» **TASK REQUIREMENTS**
Where a line contains the word "planet", copy that line in full.

» **EXTRACTED MATERIAL**
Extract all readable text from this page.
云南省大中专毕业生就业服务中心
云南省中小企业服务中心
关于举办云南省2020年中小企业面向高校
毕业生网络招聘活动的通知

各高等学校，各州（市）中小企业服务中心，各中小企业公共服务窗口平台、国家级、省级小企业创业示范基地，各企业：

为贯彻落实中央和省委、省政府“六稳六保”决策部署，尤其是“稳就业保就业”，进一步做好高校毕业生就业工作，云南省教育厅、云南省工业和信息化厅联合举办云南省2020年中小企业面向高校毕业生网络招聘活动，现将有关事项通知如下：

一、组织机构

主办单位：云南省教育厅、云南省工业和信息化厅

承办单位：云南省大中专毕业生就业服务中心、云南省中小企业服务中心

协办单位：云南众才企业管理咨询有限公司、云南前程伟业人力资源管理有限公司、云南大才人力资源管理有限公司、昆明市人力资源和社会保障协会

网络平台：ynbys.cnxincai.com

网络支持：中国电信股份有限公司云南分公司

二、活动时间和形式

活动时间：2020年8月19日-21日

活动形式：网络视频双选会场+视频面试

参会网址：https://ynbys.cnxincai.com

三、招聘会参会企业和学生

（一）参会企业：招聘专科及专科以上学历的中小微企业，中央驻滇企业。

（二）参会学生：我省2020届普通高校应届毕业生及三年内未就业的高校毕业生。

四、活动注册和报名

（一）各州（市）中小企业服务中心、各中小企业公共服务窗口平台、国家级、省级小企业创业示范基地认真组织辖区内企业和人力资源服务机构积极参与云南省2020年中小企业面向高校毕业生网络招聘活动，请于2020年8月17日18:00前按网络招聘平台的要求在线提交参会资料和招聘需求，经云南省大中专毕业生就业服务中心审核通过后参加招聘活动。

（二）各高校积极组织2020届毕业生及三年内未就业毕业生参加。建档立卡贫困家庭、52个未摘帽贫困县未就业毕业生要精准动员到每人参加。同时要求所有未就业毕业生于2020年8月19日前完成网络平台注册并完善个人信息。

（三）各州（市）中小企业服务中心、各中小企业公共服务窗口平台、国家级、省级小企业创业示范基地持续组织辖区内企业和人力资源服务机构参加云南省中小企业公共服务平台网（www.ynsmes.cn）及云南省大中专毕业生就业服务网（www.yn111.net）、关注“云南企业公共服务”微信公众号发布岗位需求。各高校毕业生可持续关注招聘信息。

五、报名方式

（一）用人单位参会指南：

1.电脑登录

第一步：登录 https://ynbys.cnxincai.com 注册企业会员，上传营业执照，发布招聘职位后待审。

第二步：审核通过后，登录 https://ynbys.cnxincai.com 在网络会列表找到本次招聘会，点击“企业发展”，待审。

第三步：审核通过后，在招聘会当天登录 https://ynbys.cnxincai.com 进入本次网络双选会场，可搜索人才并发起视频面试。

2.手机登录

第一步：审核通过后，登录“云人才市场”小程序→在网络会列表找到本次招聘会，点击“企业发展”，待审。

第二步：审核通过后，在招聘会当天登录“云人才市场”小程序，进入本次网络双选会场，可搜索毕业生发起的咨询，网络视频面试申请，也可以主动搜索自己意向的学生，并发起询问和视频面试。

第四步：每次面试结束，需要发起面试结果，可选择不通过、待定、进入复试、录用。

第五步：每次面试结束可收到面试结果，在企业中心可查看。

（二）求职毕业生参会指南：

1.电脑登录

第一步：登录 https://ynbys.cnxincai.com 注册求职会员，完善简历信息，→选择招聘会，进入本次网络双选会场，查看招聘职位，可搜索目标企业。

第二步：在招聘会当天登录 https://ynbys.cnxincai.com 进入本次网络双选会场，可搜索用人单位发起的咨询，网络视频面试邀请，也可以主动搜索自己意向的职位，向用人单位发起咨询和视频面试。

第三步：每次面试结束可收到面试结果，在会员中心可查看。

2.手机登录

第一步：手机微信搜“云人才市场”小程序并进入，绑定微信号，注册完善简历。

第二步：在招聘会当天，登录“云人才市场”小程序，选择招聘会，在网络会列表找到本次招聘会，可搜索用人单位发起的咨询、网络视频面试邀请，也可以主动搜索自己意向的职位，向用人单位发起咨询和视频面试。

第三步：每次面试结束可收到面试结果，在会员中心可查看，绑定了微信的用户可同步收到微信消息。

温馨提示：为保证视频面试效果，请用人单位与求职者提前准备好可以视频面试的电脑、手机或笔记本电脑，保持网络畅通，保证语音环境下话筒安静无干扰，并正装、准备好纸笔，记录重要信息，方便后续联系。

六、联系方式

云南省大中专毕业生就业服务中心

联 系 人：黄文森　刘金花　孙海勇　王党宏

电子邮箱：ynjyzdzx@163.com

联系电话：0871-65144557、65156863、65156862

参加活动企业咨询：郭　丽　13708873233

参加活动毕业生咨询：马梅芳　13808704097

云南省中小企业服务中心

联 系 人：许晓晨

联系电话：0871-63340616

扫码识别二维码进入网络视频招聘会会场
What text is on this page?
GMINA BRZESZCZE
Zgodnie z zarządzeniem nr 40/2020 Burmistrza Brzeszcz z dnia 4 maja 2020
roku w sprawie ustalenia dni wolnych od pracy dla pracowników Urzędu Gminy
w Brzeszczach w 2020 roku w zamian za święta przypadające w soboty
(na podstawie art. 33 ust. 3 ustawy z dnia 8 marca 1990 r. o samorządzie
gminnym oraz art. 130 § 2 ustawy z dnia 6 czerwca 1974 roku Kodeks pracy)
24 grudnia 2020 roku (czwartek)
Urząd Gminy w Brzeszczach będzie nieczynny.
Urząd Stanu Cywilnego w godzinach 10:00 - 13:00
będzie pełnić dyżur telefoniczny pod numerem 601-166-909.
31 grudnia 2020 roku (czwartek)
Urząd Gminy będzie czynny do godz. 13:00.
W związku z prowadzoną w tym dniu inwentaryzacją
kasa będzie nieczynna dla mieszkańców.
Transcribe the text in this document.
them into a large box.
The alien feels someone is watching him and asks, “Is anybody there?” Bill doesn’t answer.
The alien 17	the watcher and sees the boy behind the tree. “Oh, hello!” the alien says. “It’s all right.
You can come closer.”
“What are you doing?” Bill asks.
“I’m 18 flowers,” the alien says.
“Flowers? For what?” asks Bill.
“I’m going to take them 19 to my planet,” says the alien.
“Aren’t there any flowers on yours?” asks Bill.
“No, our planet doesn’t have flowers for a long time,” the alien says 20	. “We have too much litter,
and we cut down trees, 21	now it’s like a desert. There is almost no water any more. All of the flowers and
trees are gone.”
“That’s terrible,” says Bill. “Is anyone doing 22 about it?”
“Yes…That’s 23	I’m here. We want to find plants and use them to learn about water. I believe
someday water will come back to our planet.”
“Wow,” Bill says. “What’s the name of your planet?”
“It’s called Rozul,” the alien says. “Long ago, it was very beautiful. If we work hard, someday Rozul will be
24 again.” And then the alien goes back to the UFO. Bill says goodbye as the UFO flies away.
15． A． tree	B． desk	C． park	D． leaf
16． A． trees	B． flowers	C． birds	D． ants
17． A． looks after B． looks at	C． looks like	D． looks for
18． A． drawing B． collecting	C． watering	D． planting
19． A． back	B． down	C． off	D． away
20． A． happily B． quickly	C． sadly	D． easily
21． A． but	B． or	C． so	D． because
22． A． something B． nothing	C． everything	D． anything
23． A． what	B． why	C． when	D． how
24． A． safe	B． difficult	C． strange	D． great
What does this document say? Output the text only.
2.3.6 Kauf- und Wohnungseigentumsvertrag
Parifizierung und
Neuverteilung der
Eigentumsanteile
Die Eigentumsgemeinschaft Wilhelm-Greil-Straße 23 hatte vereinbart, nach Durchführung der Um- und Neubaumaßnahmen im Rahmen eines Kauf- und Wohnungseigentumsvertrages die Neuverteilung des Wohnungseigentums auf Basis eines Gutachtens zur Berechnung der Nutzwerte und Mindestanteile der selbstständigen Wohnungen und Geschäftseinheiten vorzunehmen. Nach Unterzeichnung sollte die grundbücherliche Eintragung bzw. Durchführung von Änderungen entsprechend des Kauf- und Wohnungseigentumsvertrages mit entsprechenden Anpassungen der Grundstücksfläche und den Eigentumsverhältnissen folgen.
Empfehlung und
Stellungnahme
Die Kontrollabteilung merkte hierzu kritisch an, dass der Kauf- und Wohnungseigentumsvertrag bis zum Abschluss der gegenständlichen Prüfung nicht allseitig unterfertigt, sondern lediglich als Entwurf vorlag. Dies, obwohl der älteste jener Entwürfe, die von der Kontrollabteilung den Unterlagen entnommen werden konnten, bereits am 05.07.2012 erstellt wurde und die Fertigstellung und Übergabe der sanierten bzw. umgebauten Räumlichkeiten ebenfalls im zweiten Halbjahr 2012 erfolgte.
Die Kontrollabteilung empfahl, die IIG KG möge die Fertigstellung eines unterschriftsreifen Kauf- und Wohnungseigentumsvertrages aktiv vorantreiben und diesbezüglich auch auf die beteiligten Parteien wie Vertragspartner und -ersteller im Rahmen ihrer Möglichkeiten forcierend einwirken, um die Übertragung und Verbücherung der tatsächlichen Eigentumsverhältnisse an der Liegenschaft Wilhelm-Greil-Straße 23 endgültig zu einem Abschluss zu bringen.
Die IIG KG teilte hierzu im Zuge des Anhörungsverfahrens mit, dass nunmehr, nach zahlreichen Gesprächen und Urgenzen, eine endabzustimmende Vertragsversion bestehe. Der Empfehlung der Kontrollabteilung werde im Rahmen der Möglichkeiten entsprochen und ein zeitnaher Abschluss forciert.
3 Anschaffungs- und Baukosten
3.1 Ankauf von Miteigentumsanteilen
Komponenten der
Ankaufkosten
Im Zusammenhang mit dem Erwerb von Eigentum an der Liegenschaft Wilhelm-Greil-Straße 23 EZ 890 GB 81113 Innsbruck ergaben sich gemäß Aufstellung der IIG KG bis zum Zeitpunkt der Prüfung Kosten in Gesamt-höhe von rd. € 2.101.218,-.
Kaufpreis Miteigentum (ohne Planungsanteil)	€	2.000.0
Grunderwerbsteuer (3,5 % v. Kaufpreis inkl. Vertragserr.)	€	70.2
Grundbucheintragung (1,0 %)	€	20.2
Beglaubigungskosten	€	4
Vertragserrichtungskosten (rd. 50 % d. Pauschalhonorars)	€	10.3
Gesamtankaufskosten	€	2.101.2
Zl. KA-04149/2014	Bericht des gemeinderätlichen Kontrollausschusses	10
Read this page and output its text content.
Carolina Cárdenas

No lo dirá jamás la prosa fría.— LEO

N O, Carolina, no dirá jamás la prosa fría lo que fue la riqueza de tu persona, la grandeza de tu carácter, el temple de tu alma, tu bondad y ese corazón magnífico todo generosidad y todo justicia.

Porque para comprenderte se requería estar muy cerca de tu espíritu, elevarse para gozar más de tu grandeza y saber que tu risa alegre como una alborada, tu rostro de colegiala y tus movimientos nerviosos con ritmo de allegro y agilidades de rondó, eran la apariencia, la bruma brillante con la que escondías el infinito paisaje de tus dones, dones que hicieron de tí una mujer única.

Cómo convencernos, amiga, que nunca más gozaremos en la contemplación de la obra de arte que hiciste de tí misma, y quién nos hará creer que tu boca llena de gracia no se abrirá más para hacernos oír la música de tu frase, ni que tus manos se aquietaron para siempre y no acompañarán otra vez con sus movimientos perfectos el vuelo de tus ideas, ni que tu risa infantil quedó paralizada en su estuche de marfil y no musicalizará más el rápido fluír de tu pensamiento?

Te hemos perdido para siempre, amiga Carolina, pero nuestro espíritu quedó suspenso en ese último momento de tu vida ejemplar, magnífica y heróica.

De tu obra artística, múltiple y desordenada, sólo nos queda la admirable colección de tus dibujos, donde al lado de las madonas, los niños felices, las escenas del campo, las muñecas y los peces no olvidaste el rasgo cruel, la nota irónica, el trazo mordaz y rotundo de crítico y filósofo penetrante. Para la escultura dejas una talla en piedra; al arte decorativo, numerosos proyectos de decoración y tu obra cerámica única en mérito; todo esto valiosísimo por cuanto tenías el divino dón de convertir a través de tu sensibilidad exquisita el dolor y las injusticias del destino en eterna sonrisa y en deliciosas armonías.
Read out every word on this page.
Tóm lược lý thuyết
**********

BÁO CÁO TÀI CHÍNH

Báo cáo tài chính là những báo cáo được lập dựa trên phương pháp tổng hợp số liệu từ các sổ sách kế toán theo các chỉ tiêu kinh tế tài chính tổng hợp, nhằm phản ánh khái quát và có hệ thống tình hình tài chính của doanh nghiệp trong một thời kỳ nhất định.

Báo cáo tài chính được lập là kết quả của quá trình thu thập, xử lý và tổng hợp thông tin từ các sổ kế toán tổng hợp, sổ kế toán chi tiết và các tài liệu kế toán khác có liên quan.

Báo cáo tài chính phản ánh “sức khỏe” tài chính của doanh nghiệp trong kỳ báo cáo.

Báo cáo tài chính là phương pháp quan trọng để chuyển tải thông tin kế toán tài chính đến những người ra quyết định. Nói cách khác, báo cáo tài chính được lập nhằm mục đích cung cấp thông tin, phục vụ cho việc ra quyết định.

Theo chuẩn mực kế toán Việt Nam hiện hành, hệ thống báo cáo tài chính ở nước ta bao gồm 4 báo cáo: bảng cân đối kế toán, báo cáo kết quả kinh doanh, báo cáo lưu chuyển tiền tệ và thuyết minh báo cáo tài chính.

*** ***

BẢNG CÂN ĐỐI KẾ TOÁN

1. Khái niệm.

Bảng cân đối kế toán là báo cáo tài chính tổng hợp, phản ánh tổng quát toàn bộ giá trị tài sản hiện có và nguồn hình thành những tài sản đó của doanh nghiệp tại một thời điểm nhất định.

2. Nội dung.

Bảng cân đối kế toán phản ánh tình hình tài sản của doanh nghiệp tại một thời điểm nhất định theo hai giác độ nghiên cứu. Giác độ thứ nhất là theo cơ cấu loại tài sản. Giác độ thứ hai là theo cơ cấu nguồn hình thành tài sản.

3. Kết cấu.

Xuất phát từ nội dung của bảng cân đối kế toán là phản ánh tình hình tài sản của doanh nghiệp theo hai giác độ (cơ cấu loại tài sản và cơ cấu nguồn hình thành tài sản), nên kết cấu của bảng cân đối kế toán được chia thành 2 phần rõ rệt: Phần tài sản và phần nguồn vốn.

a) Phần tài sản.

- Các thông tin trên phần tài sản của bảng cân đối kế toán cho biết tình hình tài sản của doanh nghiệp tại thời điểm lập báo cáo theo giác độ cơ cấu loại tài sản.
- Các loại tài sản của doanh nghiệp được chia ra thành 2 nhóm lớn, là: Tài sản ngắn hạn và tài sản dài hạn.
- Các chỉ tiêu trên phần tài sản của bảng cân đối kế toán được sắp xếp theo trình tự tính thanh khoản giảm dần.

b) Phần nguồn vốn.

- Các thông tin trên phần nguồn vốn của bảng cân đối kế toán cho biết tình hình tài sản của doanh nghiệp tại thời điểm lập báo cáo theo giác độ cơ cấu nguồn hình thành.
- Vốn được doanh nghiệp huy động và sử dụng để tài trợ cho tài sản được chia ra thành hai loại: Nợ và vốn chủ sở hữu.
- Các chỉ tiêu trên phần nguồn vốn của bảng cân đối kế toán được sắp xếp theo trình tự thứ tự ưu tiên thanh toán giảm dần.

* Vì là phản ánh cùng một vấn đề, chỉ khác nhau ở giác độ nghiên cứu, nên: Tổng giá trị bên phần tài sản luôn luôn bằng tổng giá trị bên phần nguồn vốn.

» **WRITTEN SOLUTION**
“I’m going to take them 19 to my planet,” says the alien.
“No, our planet doesn’t have flowers for a long time,” the alien says 20	. “We have too much litter,
someday water will come back to our planet.”
“Wow,” Bill says. “What’s the name of your planet?”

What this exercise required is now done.